Tekstfragment ::
+-------+

Op 5 juni 2015 heeft verdachte een deur vernield in de woning die destijds gehuurd werd door zijn vrouw. Deze bewezenverklaarde vernieling van de deur maakt onderdeel uit van een grotere zaak, waarin verdachte meerdere verwijten zijn gemaakt. De rechtbank spreekt verdachte echter vrij van dat grotere geheel, namelijk van het ten laste gelegde onder feit 1, 2 en 3. Bij de strafoplegging houdt de rechtbank daar rekening mee. Daarom is de straf zoals geëist door de officier van justitie niet passend. Verder houdt de rechtbank rekening met het tijdsverloop tussen de vernieling en de veroordeling van verdachte.
De rechtbank zal verdachte voor de vernieling veroordelen tot een geldboete van € 100,-, met aftrek van de tijd die verdachte in verzekering heeft doorgebracht. De rechtbank ziet geen reden om deze zaak af te doen met het rechterlijk pardon, gelet op het feit dat de vernieling zich heeft afgespeeld in de relationele sfeer.

8.De toegepaste wettelijke bepalingen

De beslissing is gegrond op de artikelen 23, 24, 24c, 27 en 350 van het Wetboek van Strafrecht.

+-------+

Aangeleverd materiaal ::
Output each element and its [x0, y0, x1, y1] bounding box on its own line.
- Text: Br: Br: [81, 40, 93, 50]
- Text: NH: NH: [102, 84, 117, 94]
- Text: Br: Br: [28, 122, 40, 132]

+-------+

Vragen en opdrachten ::
1) Noem alle artikelen van het Wetboek van Strafrecht waarop de beslissing volgens het tekstfragment is gegrond.
2) Welke straf legt de rechtbank in het tekstfragment op voor de vernieling van de deur?

Uitwerkingen ::
1) Artikel 23, artikel 24, artikel 24c, artikel 27 en artikel 350.

2) Een geldboete van € 100,-, met aftrek van de tijd die verdachte in verzekering heeft doorgebracht.